* [REQUIRED WORK]: Identify the lines containing the word "molec". Copy each one.

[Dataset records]
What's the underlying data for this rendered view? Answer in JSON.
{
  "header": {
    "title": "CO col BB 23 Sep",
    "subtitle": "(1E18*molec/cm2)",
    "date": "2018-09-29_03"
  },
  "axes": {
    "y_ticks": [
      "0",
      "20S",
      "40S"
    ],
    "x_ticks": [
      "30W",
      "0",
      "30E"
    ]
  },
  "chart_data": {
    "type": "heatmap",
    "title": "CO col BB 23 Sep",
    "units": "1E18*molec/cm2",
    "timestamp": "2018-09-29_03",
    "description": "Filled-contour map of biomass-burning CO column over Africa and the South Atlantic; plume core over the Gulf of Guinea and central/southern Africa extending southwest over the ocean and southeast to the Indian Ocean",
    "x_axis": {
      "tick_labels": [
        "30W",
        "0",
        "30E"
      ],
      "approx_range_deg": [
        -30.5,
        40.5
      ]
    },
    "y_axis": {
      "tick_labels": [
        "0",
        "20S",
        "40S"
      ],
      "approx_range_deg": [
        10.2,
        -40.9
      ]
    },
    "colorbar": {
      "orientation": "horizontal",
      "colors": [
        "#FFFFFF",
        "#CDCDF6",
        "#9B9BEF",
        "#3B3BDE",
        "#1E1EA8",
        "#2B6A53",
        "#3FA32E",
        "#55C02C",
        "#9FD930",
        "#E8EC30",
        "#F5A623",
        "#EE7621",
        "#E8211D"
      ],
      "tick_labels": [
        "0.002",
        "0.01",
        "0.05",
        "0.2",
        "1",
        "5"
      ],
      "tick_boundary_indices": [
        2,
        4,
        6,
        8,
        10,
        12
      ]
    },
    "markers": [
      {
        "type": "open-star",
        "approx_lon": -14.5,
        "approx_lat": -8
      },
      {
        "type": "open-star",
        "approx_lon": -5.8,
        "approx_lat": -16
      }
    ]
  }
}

* [WRITTEN ANSWER]:
    "subtitle": "(1E18*molec/cm2)",
    "units": "1E18*molec/cm2",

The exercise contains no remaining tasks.